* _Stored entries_
((

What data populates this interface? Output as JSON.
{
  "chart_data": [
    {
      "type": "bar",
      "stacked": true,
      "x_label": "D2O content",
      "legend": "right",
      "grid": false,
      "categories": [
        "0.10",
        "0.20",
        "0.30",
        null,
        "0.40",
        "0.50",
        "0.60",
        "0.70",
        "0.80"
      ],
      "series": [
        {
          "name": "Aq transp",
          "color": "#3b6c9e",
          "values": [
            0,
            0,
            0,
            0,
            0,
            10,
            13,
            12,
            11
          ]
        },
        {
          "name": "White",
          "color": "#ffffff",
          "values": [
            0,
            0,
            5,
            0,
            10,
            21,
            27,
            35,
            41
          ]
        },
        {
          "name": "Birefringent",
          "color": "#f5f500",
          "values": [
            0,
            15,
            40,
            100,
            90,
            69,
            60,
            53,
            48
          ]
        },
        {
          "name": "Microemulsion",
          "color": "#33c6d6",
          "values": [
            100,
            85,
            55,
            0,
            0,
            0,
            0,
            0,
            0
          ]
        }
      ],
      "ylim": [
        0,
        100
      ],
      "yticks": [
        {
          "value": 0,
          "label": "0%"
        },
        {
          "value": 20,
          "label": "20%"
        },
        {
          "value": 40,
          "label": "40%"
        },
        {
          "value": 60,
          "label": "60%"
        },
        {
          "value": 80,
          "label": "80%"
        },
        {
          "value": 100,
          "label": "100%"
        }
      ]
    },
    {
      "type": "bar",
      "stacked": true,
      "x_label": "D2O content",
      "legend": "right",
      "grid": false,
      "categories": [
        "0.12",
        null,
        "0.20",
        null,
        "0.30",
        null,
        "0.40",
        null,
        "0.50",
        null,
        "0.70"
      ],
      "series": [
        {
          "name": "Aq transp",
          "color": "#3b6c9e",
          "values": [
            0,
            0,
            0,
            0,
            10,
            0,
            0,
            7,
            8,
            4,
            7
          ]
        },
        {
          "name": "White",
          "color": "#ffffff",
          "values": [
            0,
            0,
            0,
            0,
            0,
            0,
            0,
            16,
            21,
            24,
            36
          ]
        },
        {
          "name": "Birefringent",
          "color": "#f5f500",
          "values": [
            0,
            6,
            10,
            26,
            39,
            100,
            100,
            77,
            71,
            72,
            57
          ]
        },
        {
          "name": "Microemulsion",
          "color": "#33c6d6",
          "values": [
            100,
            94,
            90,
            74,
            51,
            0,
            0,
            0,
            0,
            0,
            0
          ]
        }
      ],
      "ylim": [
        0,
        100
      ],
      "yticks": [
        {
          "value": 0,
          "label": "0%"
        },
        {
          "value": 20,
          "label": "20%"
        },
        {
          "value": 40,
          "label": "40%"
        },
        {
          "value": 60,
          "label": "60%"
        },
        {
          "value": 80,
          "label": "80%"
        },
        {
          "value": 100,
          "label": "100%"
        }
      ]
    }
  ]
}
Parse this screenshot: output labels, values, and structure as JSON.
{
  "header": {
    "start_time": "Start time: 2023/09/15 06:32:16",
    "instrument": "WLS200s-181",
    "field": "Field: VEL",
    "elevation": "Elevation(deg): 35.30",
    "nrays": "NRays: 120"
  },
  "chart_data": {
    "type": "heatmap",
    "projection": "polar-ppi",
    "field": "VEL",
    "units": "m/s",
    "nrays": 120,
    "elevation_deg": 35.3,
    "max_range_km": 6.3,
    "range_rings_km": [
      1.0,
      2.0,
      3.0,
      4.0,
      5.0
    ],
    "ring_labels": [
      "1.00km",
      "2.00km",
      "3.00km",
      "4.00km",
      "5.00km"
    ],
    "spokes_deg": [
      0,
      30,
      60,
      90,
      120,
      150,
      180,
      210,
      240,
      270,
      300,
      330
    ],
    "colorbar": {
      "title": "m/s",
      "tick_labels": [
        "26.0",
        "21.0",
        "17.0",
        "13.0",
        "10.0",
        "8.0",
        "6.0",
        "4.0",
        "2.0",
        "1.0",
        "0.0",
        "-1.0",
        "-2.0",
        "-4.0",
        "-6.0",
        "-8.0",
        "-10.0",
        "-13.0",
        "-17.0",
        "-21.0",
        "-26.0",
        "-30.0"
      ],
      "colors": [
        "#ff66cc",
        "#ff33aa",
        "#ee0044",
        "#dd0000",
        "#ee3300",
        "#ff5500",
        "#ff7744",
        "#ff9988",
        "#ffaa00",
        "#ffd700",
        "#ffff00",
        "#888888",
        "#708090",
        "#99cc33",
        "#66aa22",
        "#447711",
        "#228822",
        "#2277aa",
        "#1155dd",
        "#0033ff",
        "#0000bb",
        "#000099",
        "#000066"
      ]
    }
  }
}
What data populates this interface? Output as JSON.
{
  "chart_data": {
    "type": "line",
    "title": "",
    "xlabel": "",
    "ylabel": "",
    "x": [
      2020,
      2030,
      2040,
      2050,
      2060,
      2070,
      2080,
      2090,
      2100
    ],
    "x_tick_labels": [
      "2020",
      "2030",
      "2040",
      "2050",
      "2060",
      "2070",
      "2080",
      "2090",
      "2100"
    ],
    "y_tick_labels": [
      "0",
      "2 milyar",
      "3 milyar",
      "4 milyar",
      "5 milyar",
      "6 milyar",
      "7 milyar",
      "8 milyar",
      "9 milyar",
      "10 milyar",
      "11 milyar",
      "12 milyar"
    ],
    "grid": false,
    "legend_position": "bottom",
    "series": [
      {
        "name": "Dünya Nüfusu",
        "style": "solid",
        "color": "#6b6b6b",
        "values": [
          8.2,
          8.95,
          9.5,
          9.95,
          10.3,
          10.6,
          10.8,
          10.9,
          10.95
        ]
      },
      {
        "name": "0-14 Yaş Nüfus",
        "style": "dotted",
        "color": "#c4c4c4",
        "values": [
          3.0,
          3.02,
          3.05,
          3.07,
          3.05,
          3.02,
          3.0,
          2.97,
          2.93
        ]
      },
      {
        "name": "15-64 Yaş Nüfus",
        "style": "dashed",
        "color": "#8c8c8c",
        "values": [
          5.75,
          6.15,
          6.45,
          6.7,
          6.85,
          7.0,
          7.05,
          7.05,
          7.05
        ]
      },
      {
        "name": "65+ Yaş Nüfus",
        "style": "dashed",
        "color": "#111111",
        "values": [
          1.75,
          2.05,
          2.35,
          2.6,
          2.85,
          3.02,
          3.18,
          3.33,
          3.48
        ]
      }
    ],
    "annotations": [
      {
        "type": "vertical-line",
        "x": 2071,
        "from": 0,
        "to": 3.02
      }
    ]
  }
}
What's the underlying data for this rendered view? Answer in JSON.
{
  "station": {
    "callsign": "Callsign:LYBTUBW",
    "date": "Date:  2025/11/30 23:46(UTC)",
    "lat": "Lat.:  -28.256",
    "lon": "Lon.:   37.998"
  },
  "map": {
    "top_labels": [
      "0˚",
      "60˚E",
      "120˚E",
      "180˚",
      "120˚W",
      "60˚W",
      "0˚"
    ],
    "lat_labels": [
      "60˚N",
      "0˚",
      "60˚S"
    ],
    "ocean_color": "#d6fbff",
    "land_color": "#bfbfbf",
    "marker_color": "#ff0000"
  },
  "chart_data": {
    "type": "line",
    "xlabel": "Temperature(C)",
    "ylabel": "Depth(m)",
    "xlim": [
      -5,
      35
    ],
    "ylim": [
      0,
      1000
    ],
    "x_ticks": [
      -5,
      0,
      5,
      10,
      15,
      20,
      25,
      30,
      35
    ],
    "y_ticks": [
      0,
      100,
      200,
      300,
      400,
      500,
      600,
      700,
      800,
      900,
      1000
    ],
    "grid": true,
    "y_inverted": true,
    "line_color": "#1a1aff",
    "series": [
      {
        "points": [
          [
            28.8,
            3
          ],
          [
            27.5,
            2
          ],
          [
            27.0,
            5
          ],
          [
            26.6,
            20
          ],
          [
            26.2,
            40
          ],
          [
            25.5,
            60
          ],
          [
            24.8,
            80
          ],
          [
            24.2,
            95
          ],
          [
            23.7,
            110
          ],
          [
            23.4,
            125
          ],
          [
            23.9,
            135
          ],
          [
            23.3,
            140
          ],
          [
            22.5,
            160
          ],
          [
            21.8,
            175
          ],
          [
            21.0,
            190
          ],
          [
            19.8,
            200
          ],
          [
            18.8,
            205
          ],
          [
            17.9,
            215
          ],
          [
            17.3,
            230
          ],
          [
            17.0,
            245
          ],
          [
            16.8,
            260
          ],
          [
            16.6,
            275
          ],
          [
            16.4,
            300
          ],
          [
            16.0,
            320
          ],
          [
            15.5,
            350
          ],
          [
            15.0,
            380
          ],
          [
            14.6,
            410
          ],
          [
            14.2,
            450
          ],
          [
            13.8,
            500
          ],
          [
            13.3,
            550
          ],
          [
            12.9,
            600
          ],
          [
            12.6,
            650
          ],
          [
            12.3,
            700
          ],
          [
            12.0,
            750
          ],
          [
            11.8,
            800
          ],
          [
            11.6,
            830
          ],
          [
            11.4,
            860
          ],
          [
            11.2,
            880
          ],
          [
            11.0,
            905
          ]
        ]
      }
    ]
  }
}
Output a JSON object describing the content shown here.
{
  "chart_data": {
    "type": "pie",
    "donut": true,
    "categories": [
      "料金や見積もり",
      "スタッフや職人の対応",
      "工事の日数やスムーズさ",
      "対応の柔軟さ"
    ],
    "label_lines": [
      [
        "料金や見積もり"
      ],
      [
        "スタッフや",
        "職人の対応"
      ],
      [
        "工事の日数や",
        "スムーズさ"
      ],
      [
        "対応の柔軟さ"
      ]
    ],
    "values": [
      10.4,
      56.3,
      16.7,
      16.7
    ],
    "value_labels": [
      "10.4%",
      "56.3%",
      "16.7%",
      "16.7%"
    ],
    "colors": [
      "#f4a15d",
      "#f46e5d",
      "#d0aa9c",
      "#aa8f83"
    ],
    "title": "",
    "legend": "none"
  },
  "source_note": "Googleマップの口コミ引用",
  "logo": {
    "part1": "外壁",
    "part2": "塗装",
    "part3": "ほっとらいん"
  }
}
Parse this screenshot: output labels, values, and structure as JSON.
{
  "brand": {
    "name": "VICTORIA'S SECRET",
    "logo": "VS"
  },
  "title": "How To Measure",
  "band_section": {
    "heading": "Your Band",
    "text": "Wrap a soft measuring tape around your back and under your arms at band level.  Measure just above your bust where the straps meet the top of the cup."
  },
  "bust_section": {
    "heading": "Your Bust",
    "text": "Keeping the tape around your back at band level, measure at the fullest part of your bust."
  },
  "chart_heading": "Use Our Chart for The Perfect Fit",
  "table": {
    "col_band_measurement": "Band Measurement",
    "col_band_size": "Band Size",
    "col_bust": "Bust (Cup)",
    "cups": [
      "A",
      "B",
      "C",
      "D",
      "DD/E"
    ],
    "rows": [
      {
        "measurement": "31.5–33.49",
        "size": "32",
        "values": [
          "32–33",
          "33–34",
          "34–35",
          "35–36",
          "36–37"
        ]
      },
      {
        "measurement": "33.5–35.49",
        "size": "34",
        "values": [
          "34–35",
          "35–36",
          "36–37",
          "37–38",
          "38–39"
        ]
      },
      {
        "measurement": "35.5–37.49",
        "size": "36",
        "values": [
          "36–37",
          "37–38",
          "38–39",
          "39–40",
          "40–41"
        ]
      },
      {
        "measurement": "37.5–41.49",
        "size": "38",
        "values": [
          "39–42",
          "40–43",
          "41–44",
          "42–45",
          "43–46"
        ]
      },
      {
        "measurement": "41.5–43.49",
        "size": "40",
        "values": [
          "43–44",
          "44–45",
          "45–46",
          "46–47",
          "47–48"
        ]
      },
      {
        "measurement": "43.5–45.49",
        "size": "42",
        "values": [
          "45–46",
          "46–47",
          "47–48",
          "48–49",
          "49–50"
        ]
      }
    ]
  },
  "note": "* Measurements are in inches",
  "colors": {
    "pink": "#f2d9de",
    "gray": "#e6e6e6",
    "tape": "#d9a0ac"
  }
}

))

* _EXERCISE TASK_
Your task is to gather all lines from the entries above that hold the word "level".

* _EXERCISE RESULT_
    "text": "Wrap a soft measuring tape around your back and under your arms at band level.  Measure just above your bust where the straps meet the top of the cup."
    "text": "Keeping the tape around your back at band level, measure at the fullest part of your bust."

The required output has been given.